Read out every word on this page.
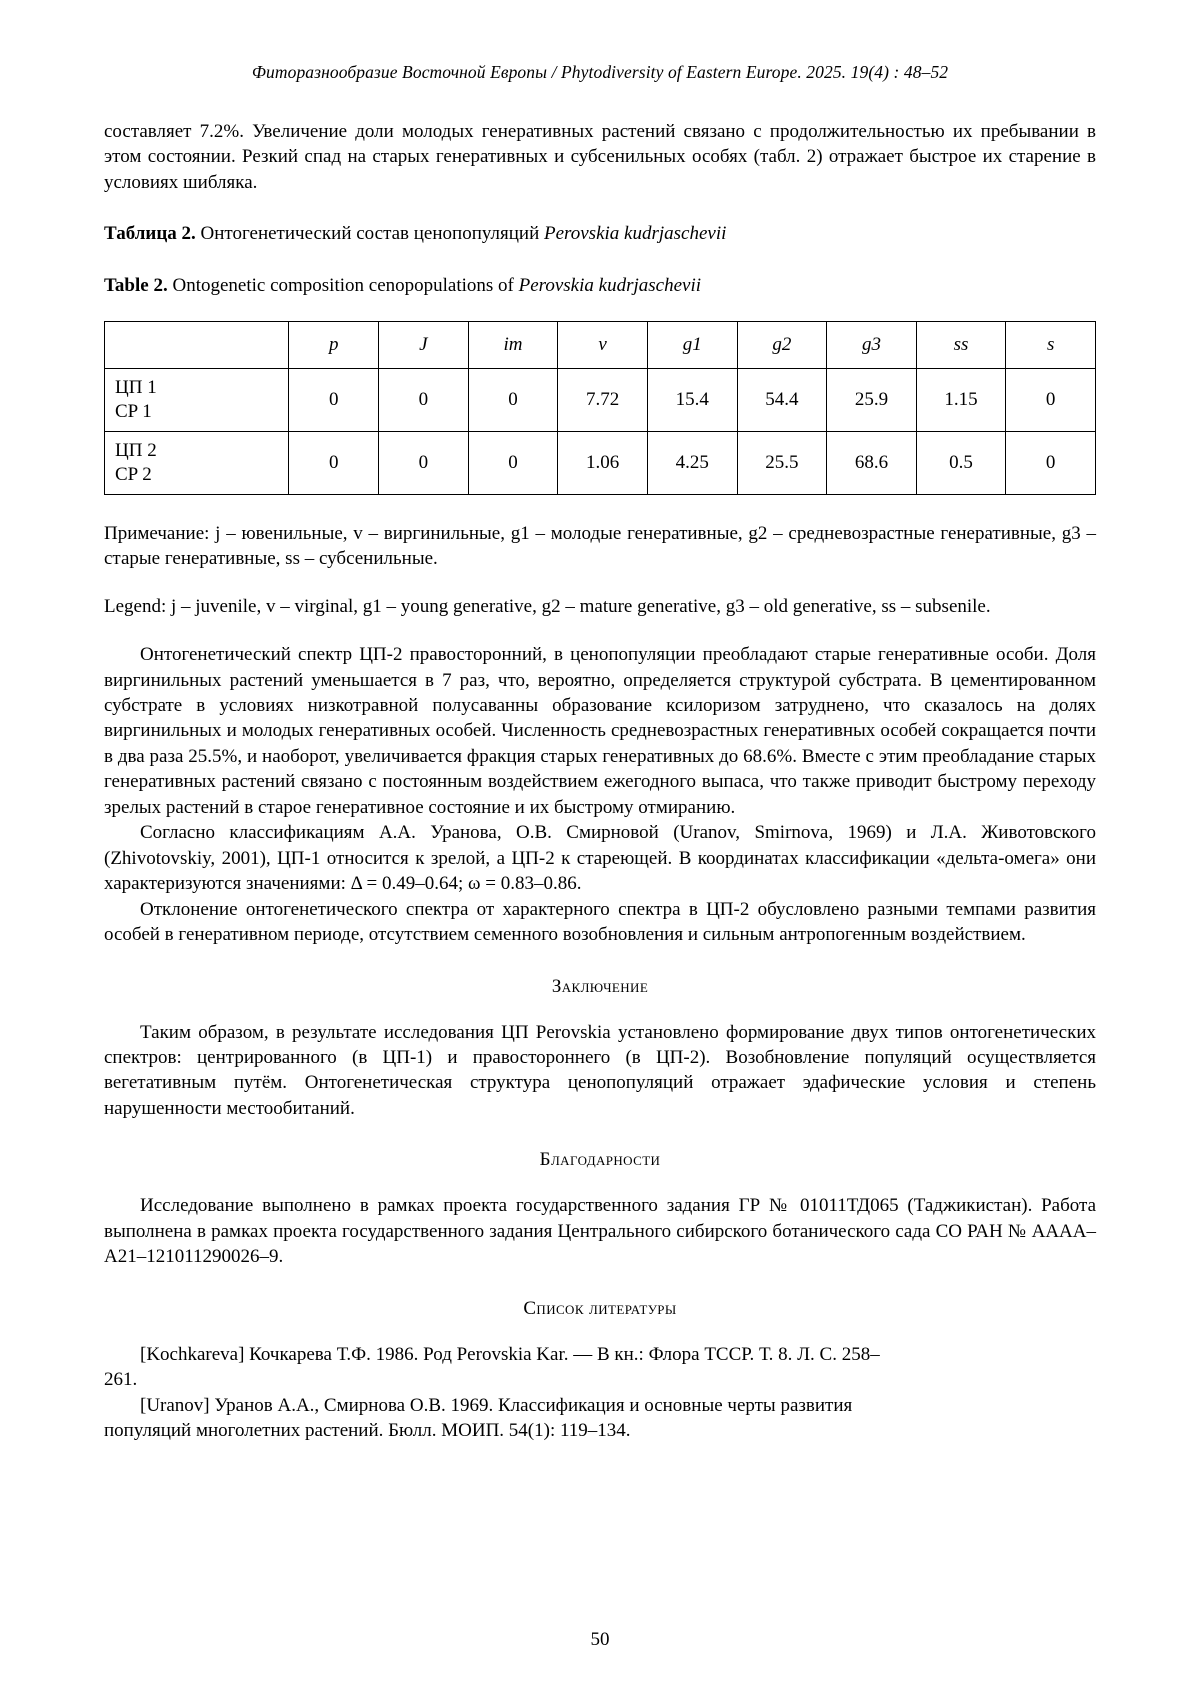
Фиторазнообразие Восточной Европы / Phytodiversity of Eastern Europe. 2025. 19(4) : 48–52

составляет 7.2%. Увеличение доли молодых генеративных растений связано с продолжительностью их пребывании в этом состоянии. Резкий спад на старых генеративных и субсенильных особях (табл. 2) отражает быстрое их старение в условиях шибляка.

Таблица 2. Онтогенетический состав ценопопуляций Perovskia kudrjaschevii
Table 2. Ontogenetic composition cenopopulations of Perovskia kudrjaschevii
	p	J	im	v	g1	g2	g3	ss	s
ЦП 1
CP 1	0	0	0	7.72	15.4	54.4	25.9	1.15	0
ЦП 2
CP 2	0	0	0	1.06	4.25	25.5	68.6	0.5	0
Примечание: j – ювенильные, v – виргинильные, g1 – молодые генеративные, g2 – средневозрастные генеративные, g3 – старые генеративные, ss – субсенильные.
Legend: j – juvenile, v – virginal, g1 – young generative, g2 – mature generative, g3 – old generative, ss – subsenile.

Онтогенетический спектр ЦП-2 правосторонний, в ценопопуляции преобладают старые генеративные особи. Доля виргинильных растений уменьшается в 7 раз, что, вероятно, определяется структурой субстрата. В цементированном субстрате в условиях низкотравной полусаванны образование ксилоризом затруднено, что сказалось на долях виргинильных и молодых генеративных особей. Численность средневозрастных генеративных особей сокращается почти в два раза 25.5%, и наоборот, увеличивается фракция старых генеративных до 68.6%. Вместе с этим преобладание старых генеративных растений связано с постоянным воздействием ежегодного выпаса, что также приводит быстрому переходу зрелых растений в старое генеративное состояние и их быстрому отмиранию.

Согласно классификациям А.А. Уранова, О.В. Смирновой (Uranov, Smirnova, 1969) и Л.А. Животовского (Zhivotovskiy, 2001), ЦП-1 относится к зрелой, а ЦП-2 к стареющей. В координатах классификации «дельта-омега» они характеризуются значениями: Δ = 0.49–0.64; ω = 0.83–0.86.

Отклонение онтогенетического спектра от характерного спектра в ЦП-2 обусловлено разными темпами развития особей в генеративном периоде, отсутствием семенного возобновления и сильным антропогенным воздействием.

Заключение

Таким образом, в результате исследования ЦП Perovskia установлено формирование двух типов онтогенетических спектров: центрированного (в ЦП-1) и правостороннего (в ЦП-2). Возобновление популяций осуществляется вегетативным путём. Онтогенетическая структура ценопопуляций отражает эдафические условия и степень нарушенности местообитаний.

Благодарности

Исследование выполнено в рамках проекта государственного задания ГР № 01011ТД065 (Таджикистан). Работа выполнена в рамках проекта государственного задания Центрального сибирского ботанического сада СО РАН № АААА–А21–121011290026–9.

Список литературы

[Kochkareva] Кочкарева Т.Ф. 1986. Род Perovskia Kar. — В кн.: Флора ТССР. Т. 8. Л. С. 258–

261.

[Uranov] Уранов А.А., Смирнова О.В. 1969. Классификация и основные черты развития

популяций многолетних растений. Бюлл. МОИП. 54(1): 119–134.

50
───
THE REQUEST:
Omit every picture while copying the listing above exactly.

CORRECT RESPONSE:
Read out every word on this page.
Фиторазнообразие Восточной Европы / Phytodiversity of Eastern Europe. 2025. 19(4) : 48–52

составляет 7.2%. Увеличение доли молодых генеративных растений связано с продолжительностью их пребывании в этом состоянии. Резкий спад на старых генеративных и субсенильных особях (табл. 2) отражает быстрое их старение в условиях шибляка.

Таблица 2. Онтогенетический состав ценопопуляций Perovskia kudrjaschevii
Table 2. Ontogenetic composition cenopopulations of Perovskia kudrjaschevii
	p	J	im	v	g1	g2	g3	ss	s
ЦП 1
CP 1	0	0	0	7.72	15.4	54.4	25.9	1.15	0
ЦП 2
CP 2	0	0	0	1.06	4.25	25.5	68.6	0.5	0
Примечание: j – ювенильные, v – виргинильные, g1 – молодые генеративные, g2 – средневозрастные генеративные, g3 – старые генеративные, ss – субсенильные.
Legend: j – juvenile, v – virginal, g1 – young generative, g2 – mature generative, g3 – old generative, ss – subsenile.

Онтогенетический спектр ЦП-2 правосторонний, в ценопопуляции преобладают старые генеративные особи. Доля виргинильных растений уменьшается в 7 раз, что, вероятно, определяется структурой субстрата. В цементированном субстрате в условиях низкотравной полусаванны образование ксилоризом затруднено, что сказалось на долях виргинильных и молодых генеративных особей. Численность средневозрастных генеративных особей сокращается почти в два раза 25.5%, и наоборот, увеличивается фракция старых генеративных до 68.6%. Вместе с этим преобладание старых генеративных растений связано с постоянным воздействием ежегодного выпаса, что также приводит быстрому переходу зрелых растений в старое генеративное состояние и их быстрому отмиранию.

Согласно классификациям А.А. Уранова, О.В. Смирновой (Uranov, Smirnova, 1969) и Л.А. Животовского (Zhivotovskiy, 2001), ЦП-1 относится к зрелой, а ЦП-2 к стареющей. В координатах классификации «дельта-омега» они характеризуются значениями: Δ = 0.49–0.64; ω = 0.83–0.86.

Отклонение онтогенетического спектра от характерного спектра в ЦП-2 обусловлено разными темпами развития особей в генеративном периоде, отсутствием семенного возобновления и сильным антропогенным воздействием.

Заключение

Таким образом, в результате исследования ЦП Perovskia установлено формирование двух типов онтогенетических спектров: центрированного (в ЦП-1) и правостороннего (в ЦП-2). Возобновление популяций осуществляется вегетативным путём. Онтогенетическая структура ценопопуляций отражает эдафические условия и степень нарушенности местообитаний.

Благодарности

Исследование выполнено в рамках проекта государственного задания ГР № 01011ТД065 (Таджикистан). Работа выполнена в рамках проекта государственного задания Центрального сибирского ботанического сада СО РАН № АААА–А21–121011290026–9.

Список литературы

[Kochkareva] Кочкарева Т.Ф. 1986. Род Perovskia Kar. — В кн.: Флора ТССР. Т. 8. Л. С. 258–

261.

[Uranov] Уранов А.А., Смирнова О.В. 1969. Классификация и основные черты развития

популяций многолетних растений. Бюлл. МОИП. 54(1): 119–134.

50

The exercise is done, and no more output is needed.